> _Set exercise_
Return a copy of every line in the records that includes the word "faire".

Stored records:
▽

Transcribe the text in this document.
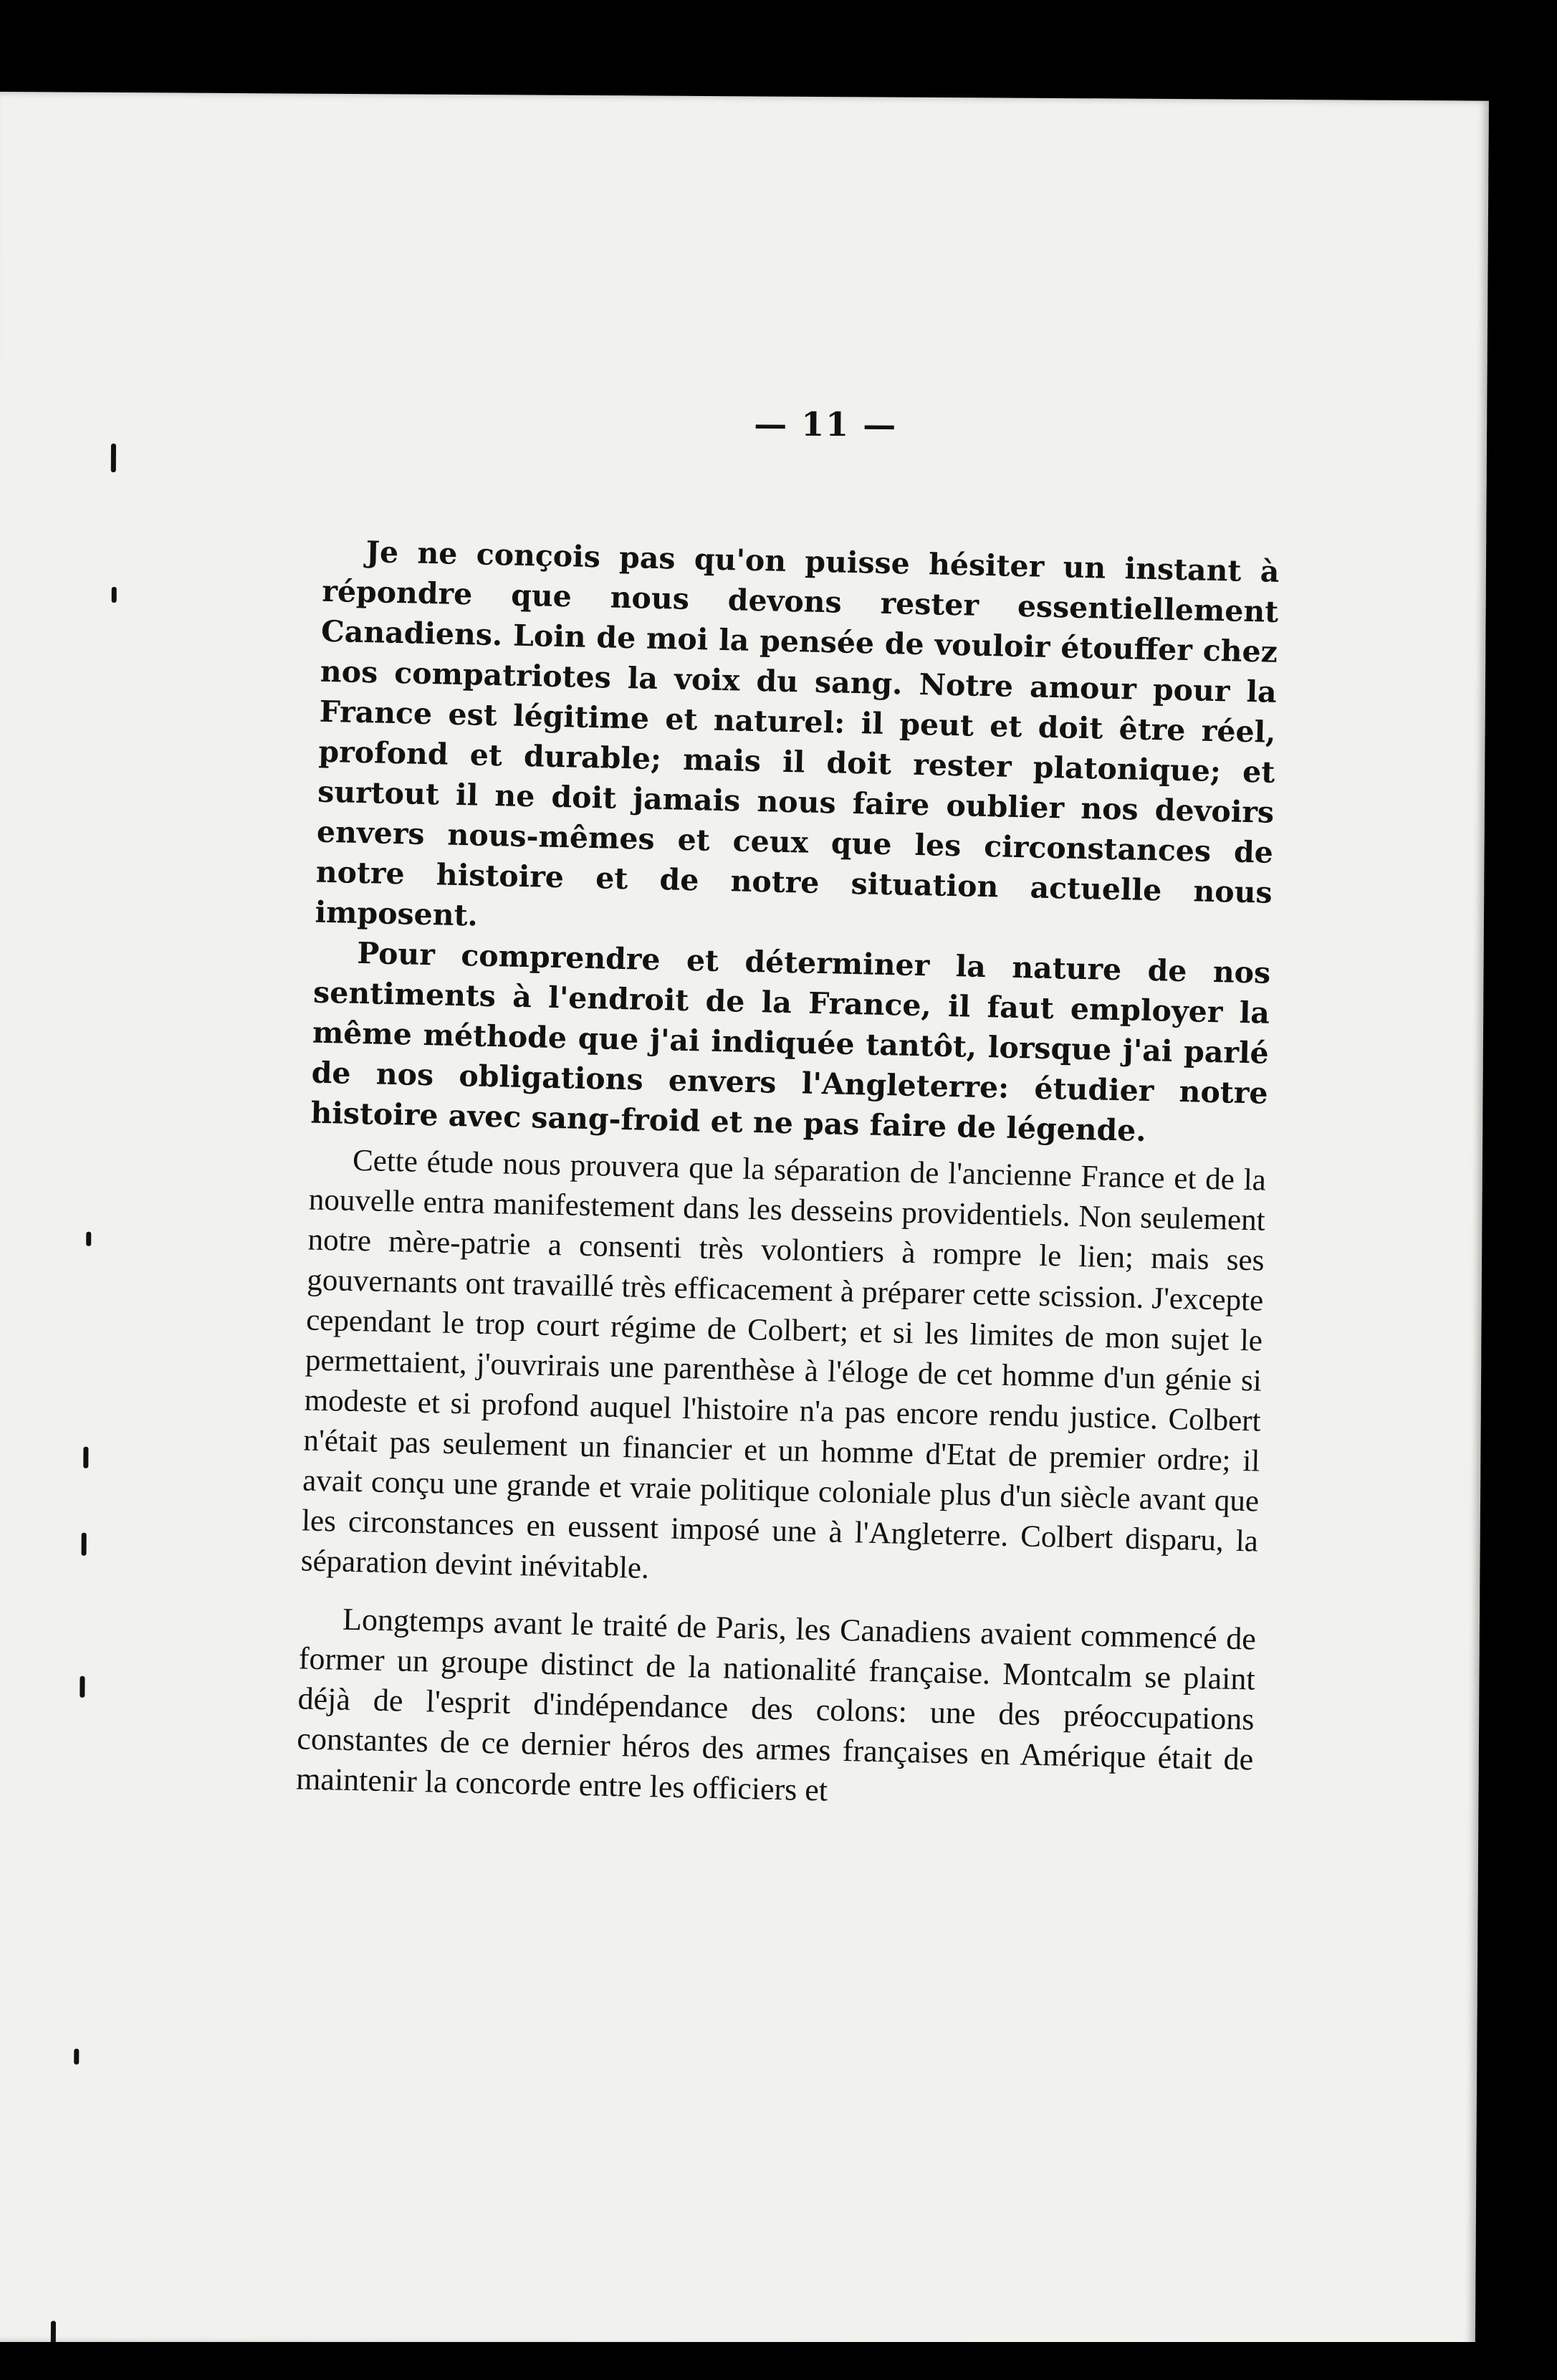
— 11 —

Je ne conçois pas qu'on puisse hésiter un instant à répondre que nous devons rester essentiellement Canadiens. Loin de moi la pensée de vouloir étouffer chez nos compatriotes la voix du sang. Notre amour pour la France est légitime et naturel: il peut et doit être réel, profond et durable; mais il doit rester platonique; et surtout il ne doit jamais nous faire oublier nos devoirs envers nous-mêmes et ceux que les circonstances de notre histoire et de notre situation actuelle nous imposent.

Pour comprendre et déterminer la nature de nos sentiments à l'endroit de la France, il faut employer la même méthode que j'ai indiquée tantôt, lorsque j'ai parlé de nos obligations envers l'Angleterre: étudier notre histoire avec sang-froid et ne pas faire de légende.

Cette étude nous prouvera que la séparation de l'ancienne France et de la nouvelle entra manifestement dans les desseins providentiels. Non seulement notre mère-patrie a consenti très volontiers à rompre le lien; mais ses gouvernants ont travaillé très efficacement à préparer cette scission. J'excepte cependant le trop court régime de Colbert; et si les limites de mon sujet le permettaient, j'ouvrirais une parenthèse à l'éloge de cet homme d'un génie si modeste et si profond auquel l'histoire n'a pas encore rendu justice. Colbert n'était pas seulement un financier et un homme d'Etat de premier ordre; il avait conçu une grande et vraie politique coloniale plus d'un siècle avant que les circonstances en eussent imposé une à l'Angleterre. Colbert disparu, la séparation devint inévitable.

Longtemps avant le traité de Paris, les Canadiens avaient commencé de former un groupe distinct de la nationalité française. Montcalm se plaint déjà de l'esprit d'indépendance des colons: une des préoccupations constantes de ce dernier héros des armes françaises en Amérique était de maintenir la concorde entre les officiers et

△

> _Solution to this task_
Je ne conçois pas qu'on puisse hésiter un instant à répondre que nous devons rester essentiellement Canadiens. Loin de moi la pensée de vouloir étouffer chez nos compatriotes la voix du sang. Notre amour pour la France est légitime et naturel: il peut et doit être réel, profond et durable; mais il doit rester platonique; et surtout il ne doit jamais nous faire oublier nos devoirs envers nous-mêmes et ceux que les circonstances de notre histoire et de notre situation actuelle nous imposent.
Pour comprendre et déterminer la nature de nos sentiments à l'endroit de la France, il faut employer la même méthode que j'ai indiquée tantôt, lorsque j'ai parlé de nos obligations envers l'Angleterre: étudier notre histoire avec sang-froid et ne pas faire de légende.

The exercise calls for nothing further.